start EXTRACTED INFORMATION
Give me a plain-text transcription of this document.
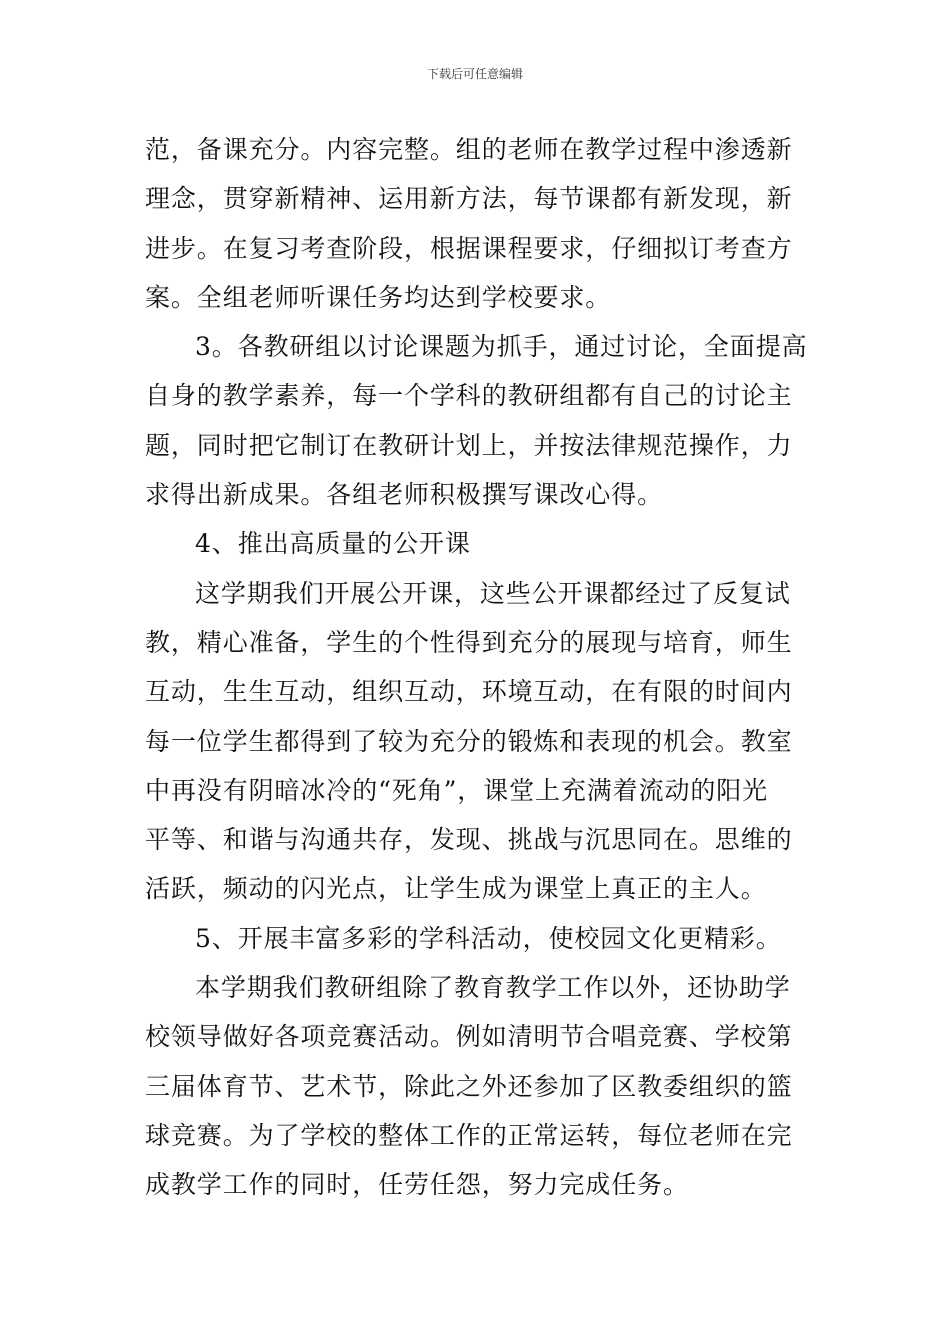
下载后可任意编辑
范，备课充分。内容完整。组的老师在教学过程中渗透新
理念，贯穿新精神、运用新方法，每节课都有新发现，新
进步。在复习考查阶段，根据课程要求，仔细拟订考查方
案。全组老师听课任务均达到学校要求。
3。各教研组以讨论课题为抓手，通过讨论，全面提高
自身的教学素养，每一个学科的教研组都有自己的讨论主
题，同时把它制订在教研计划上，并按法律规范操作，力
求得出新成果。各组老师积极撰写课改心得。
4、推出高质量的公开课
这学期我们开展公开课，这些公开课都经过了反复试
教，精心准备，学生的个性得到充分的展现与培育，师生
互动，生生互动，组织互动，环境互动，在有限的时间内
每一位学生都得到了较为充分的锻炼和表现的机会。教室
中再没有阴暗冰冷的“死角”，课堂上充满着流动的阳光
平等、和谐与沟通共存，发现、挑战与沉思同在。思维的
活跃，频动的闪光点，让学生成为课堂上真正的主人。
5、开展丰富多彩的学科活动，使校园文化更精彩。
本学期我们教研组除了教育教学工作以外，还协助学
校领导做好各项竞赛活动。例如清明节合唱竞赛、学校第
三届体育节、艺术节，除此之外还参加了区教委组织的篮
球竞赛。为了学校的整体工作的正常运转，每位老师在完
成教学工作的同时，任劳任怨，努力完成任务。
end EXTRACTED INFORMATION
### REQUIRED TASK
Copy the records word for word, leaving no picture in the copy.

### SOLUTION FOR THIS PROBLEM
Give me a plain-text transcription of this document.
下载后可任意编辑
范，备课充分。内容完整。组的老师在教学过程中渗透新
理念，贯穿新精神、运用新方法，每节课都有新发现，新
进步。在复习考查阶段，根据课程要求，仔细拟订考查方
案。全组老师听课任务均达到学校要求。
3。各教研组以讨论课题为抓手，通过讨论，全面提高
自身的教学素养，每一个学科的教研组都有自己的讨论主
题，同时把它制订在教研计划上，并按法律规范操作，力
求得出新成果。各组老师积极撰写课改心得。
4、推出高质量的公开课
这学期我们开展公开课，这些公开课都经过了反复试
教，精心准备，学生的个性得到充分的展现与培育，师生
互动，生生互动，组织互动，环境互动，在有限的时间内
每一位学生都得到了较为充分的锻炼和表现的机会。教室
中再没有阴暗冰冷的“死角”，课堂上充满着流动的阳光
平等、和谐与沟通共存，发现、挑战与沉思同在。思维的
活跃，频动的闪光点，让学生成为课堂上真正的主人。
5、开展丰富多彩的学科活动，使校园文化更精彩。
本学期我们教研组除了教育教学工作以外，还协助学
校领导做好各项竞赛活动。例如清明节合唱竞赛、学校第
三届体育节、艺术节，除此之外还参加了区教委组织的篮
球竞赛。为了学校的整体工作的正常运转，每位老师在完
成教学工作的同时，任劳任怨，努力完成任务。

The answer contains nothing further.